Extrait fourni:

La presse malienne en crise : trois organisations, un seul cri d'alarme


Ils ont décidé de ne plus se battre en ordre dispersé. Lundi 20 juillet 2026, les trois principales organisations professionnelles de la presse écrite privée malienne, l'Association des Éditeurs de Presse Privée (ASSEP), le Groupement Patronal de la Presse Écrite (GROUPE) et l'Union Nationale des Journalistes Éditeurs de Presse (UNAJEP) se sont réunies à Bamako pour faire front commun. 
Leur objectif : porter d'une seule voix, au plus haut niveau de l'État, les préoccupations d'un secteur au bord du gouffre.
 
Un secteur au bord du gouffre
 
 La rencontre, tenue dans la salle de réunion de l'ASSEP, a permis aux trois organisations de conduire une analyse approfondie des maux qui affectent la presse écrite privée : difficultés économiques persistantes, conditions d'exercice de la profession de plus en plus précaires, insuffisances du partenariat entre l'État et les médias, et absence d'un cadre de concertation solide avec les pouvoirs publics.
 
Un tableau sombre que les chiffres confirment : des journaux qui peinent à boucler leurs fins de mois, des rédactions qui réduisent leurs effectifs, des journalistes contraints d'exercer leur métier dans des conditions de plus en plus difficiles. La presse écrite malienne, pilier historique de l'information dans le pays, se trouve aujourd'hui à un carrefour critique.

Série d'exercices:
(1) Recopiez le passage de l'article sur la presse malienne qui commence par « Ils ont décidé » et se termine par « faire front commun. », en remplaçant « Bamako » par « la capitale malienne ».
(2) Rédigez la suite de l'article sur la crise de la presse écrite malienne, à partir de sa dernière phrase.

Données à examiner:
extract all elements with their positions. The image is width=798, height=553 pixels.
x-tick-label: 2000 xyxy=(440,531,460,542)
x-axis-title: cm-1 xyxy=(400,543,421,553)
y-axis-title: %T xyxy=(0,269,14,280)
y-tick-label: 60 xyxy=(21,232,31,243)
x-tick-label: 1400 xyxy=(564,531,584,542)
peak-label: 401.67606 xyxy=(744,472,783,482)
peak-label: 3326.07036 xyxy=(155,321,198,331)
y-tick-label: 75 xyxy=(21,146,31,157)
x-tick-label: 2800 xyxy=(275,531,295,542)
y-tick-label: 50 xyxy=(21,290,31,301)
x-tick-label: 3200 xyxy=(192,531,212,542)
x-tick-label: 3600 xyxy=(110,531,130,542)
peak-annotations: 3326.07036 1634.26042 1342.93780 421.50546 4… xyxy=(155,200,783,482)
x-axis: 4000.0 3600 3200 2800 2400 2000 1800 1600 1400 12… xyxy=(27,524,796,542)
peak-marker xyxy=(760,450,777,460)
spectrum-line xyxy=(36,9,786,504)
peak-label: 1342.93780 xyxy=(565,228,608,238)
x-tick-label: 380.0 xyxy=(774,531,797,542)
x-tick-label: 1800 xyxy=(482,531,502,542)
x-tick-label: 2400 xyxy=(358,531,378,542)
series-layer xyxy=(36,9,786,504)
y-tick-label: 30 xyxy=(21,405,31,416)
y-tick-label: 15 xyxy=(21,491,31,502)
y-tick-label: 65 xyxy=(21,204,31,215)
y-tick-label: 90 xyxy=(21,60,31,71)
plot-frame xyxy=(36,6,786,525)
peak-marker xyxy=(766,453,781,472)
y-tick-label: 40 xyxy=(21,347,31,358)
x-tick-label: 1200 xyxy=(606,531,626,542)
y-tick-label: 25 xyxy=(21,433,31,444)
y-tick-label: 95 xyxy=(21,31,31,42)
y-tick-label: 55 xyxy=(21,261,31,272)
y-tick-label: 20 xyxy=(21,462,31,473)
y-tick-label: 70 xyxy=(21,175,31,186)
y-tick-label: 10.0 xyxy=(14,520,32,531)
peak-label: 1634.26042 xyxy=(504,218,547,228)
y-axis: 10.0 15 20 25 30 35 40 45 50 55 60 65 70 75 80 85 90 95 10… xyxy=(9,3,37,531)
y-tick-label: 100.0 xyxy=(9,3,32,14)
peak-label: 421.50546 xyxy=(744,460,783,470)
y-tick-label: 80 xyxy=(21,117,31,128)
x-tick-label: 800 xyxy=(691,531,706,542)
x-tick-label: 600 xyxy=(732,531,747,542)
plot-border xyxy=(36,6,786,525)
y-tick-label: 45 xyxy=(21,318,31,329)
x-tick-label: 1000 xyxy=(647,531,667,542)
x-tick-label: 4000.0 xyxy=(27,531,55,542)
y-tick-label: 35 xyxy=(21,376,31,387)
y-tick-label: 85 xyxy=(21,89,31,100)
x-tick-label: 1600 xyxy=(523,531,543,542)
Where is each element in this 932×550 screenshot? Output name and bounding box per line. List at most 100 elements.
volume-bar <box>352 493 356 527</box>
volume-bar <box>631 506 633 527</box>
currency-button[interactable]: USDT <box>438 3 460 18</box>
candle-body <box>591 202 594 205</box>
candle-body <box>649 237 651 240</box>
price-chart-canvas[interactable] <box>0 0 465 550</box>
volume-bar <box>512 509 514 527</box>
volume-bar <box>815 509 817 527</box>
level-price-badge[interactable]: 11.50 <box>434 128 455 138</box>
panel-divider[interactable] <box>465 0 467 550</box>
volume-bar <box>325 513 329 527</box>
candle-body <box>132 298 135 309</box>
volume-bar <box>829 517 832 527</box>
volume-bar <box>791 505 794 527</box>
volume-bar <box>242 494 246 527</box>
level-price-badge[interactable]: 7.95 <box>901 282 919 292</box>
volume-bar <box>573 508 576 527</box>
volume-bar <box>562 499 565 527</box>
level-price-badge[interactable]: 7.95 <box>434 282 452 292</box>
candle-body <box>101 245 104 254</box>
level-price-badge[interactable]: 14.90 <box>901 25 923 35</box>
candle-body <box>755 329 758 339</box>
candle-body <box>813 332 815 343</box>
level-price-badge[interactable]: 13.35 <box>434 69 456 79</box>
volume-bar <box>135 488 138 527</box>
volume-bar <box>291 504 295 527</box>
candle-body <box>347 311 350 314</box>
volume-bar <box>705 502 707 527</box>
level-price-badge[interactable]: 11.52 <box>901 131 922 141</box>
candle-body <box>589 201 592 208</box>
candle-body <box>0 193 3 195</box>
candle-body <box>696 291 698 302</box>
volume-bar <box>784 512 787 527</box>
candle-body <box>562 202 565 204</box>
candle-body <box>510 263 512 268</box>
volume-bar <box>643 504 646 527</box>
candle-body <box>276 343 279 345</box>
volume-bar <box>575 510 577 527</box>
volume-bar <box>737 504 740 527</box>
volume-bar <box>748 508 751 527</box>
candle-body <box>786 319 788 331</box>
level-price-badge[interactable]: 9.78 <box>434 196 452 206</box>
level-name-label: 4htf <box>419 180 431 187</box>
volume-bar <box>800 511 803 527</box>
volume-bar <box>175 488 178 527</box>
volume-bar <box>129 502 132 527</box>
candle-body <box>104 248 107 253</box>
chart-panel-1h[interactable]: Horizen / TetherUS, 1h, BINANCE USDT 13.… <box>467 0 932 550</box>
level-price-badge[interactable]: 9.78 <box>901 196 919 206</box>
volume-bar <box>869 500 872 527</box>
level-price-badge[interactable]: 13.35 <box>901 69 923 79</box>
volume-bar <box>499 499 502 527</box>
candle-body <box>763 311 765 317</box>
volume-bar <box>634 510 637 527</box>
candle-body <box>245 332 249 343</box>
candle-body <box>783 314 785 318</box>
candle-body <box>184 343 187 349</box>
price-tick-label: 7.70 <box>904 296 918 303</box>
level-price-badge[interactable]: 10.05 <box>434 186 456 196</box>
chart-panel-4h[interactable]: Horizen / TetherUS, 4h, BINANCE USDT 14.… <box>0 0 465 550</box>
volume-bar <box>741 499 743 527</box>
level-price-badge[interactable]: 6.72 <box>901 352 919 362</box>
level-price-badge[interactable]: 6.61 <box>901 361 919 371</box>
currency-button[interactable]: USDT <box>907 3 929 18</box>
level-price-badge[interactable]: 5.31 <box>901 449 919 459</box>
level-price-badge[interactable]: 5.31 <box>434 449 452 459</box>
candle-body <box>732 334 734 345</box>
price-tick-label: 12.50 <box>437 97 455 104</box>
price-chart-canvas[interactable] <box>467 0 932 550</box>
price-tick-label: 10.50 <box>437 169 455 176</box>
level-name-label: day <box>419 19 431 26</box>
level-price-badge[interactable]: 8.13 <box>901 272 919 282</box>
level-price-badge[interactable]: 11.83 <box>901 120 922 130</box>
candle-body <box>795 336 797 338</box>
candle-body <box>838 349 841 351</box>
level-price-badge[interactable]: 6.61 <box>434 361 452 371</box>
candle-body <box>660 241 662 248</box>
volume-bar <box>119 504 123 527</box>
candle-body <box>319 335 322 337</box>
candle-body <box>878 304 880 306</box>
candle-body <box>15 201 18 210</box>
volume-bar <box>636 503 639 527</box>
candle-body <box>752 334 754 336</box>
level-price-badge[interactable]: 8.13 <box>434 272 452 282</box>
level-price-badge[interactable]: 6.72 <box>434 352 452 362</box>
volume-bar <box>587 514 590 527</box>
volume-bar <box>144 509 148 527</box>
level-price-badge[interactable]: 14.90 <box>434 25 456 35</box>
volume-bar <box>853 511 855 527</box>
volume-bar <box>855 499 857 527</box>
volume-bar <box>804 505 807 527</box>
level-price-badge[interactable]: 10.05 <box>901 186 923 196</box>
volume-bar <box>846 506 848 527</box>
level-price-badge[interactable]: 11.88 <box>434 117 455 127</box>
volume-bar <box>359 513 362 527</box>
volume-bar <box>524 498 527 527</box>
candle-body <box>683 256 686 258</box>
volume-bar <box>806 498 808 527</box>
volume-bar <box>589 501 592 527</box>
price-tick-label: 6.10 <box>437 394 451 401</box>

Réponses numérotées:
(1)
Ils ont décidé de ne plus se battre en ordre dispersé. Lundi 20 juillet 2026, les trois principales organisations professionnelles de la presse écrite privée malienne, l'Association des Éditeurs de Presse Privée (ASSEP), le Groupement Patronal de la Presse Écrite (GROUPE) et l'Union Nationale des Journalistes Éditeurs de Presse (UNAJEP) se sont réunies à la capitale malienne pour faire front commun.

(2)
 
L'autocensure, symptôme d'un mal plus profond
 
Au-delà des difficultés économiques, c'est la liberté d'informer elle-même qui est en jeu. Face aux menaces à leur sécurité, aux contraintes économiques qui limitent les moyens d'investigation et aux pressions politiques et sociales, certains professionnels sont contraints de taire des informations cruciales. 
 
L'autocensure, devenue une réalité inquiétante dans les rédactions maliennes, ronge de l'intérieur la mission fondamentale du journalisme. Un journalisme affaibli par l'autocensure et la précarité signifie moins d'enquêtes approfondies, moins de voix diverses et, une information moins complète et moins critique. 
 
C'est en définitive le citoyen malien qui en paie le prix, privé d'une presse capable de jouer pleinement son rôle de contre-pouvoir et de vigie de la démocratie.
 
Une alliance inédite pour une réponse collective
 
Face aux défis majeurs qui menacent la viabilité de la presse écrite privée malienne, les principales organisations patronales et professionnelles du secteur ont décidé de faire front commun. 
 
C'est l'un des aspects les plus remarquables de cette initiative : pour la première fois, les trois grandes familles de la presse malienne parlent d'une seule voix, surmontant leurs divergences habituelles pour faire face ensemble à une crise qui les menace toutes.
 
Leurs revendications communes sont claires : relancer le secteur en crise par des mesures de soutien économique adaptées, renforcer le cadre de concertation permanent entre l'État et les acteurs de la presse, et pérenniser l'accès à une information de qualité pour l'ensemble des citoyens maliens.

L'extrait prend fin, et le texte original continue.